Work required - In the entries below, identify every line with the string "energy" and copy it.

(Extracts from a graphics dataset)
+---+
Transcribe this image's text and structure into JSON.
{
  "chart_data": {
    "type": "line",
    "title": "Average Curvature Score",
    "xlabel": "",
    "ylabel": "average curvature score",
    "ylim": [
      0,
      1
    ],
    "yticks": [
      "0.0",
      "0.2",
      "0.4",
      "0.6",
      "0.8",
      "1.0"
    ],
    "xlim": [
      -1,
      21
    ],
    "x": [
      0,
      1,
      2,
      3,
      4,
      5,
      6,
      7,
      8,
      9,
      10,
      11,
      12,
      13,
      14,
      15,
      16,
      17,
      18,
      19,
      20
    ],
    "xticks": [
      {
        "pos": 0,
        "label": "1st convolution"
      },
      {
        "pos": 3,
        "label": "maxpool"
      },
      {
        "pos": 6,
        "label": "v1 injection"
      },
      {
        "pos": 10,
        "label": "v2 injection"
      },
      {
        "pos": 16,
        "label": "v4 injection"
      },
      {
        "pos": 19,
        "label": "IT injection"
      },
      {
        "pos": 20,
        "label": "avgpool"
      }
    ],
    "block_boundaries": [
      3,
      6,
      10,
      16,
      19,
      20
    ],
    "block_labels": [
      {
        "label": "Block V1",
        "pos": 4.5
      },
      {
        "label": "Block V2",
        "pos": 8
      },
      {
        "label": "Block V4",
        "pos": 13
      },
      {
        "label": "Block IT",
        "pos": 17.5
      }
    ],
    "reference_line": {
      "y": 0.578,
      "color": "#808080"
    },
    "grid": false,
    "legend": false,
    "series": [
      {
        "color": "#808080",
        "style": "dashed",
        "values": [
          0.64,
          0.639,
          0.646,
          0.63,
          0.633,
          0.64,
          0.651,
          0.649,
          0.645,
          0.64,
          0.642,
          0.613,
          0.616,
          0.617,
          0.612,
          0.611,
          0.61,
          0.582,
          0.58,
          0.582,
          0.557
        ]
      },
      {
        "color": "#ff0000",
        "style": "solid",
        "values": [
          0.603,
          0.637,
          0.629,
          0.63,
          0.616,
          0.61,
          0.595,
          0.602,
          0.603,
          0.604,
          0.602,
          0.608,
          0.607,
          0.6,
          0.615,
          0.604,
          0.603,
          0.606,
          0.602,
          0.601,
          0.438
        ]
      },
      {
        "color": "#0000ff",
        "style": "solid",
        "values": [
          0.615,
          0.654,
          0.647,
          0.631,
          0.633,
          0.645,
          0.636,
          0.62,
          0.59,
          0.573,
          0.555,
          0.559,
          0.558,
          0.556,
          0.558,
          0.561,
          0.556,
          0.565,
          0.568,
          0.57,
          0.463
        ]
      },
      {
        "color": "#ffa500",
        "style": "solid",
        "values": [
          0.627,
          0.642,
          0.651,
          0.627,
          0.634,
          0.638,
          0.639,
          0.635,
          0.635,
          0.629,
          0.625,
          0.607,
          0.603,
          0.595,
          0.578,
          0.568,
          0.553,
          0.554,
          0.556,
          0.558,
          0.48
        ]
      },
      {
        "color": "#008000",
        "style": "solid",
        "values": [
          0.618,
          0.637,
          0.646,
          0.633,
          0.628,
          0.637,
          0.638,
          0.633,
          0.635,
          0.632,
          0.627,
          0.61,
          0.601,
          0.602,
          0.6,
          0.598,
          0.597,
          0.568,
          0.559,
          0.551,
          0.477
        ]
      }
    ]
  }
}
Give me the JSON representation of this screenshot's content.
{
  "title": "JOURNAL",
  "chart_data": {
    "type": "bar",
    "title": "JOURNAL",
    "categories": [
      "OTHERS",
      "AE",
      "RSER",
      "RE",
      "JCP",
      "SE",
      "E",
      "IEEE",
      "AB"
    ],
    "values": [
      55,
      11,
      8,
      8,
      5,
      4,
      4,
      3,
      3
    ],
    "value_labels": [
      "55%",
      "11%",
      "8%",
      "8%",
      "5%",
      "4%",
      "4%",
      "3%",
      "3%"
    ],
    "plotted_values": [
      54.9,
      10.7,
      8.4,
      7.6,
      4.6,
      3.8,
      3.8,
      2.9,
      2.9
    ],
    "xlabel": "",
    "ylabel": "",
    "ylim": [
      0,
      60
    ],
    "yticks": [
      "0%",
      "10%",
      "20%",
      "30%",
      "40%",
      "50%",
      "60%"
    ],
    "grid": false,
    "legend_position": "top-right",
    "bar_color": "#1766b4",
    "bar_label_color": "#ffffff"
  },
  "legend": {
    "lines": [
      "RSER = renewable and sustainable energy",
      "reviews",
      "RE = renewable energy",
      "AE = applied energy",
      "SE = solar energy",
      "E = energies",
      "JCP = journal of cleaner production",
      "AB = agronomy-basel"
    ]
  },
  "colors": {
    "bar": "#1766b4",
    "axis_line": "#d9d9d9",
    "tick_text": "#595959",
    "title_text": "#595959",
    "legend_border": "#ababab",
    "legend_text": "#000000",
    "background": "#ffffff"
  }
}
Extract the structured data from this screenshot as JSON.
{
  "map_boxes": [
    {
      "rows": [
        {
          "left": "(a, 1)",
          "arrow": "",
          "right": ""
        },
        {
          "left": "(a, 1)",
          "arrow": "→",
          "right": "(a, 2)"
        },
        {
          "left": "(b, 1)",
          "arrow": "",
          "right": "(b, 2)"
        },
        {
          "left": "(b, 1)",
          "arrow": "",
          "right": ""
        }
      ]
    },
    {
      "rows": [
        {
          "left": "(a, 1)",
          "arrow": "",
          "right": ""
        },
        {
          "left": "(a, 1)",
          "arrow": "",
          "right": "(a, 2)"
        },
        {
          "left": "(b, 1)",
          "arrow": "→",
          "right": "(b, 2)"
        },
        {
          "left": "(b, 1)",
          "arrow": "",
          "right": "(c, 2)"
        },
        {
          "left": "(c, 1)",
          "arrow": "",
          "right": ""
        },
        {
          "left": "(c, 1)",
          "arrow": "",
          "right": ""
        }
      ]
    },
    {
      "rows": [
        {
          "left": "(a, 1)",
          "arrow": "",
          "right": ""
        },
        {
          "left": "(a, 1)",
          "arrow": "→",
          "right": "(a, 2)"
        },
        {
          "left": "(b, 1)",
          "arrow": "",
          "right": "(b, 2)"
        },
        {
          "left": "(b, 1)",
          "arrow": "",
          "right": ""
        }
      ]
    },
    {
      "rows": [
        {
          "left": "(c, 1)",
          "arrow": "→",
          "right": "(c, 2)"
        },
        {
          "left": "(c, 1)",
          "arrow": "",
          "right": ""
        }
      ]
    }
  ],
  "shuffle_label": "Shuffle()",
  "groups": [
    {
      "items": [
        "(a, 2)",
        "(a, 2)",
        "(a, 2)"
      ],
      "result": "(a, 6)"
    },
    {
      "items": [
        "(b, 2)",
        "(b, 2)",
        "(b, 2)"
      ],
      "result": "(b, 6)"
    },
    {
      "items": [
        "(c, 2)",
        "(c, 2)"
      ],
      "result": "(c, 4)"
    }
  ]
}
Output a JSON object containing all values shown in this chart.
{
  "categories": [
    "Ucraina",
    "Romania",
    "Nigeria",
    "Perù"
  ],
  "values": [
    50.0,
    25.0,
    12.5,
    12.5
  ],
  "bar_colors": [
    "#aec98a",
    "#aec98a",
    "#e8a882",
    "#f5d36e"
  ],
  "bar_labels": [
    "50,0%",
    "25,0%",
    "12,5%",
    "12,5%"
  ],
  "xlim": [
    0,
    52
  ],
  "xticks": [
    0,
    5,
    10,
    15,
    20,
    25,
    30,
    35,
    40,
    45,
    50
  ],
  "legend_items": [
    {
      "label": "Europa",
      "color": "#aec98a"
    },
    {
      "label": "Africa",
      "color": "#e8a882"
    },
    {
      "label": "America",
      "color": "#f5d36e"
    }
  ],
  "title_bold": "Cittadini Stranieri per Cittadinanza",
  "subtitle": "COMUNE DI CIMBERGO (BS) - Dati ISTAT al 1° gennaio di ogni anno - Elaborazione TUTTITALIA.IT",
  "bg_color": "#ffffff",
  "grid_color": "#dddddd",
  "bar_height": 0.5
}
+---+
Complete output -
      "RSER = renewable and sustainable energy",
      "RE = renewable energy",
      "AE = applied energy",
      "SE = solar energy",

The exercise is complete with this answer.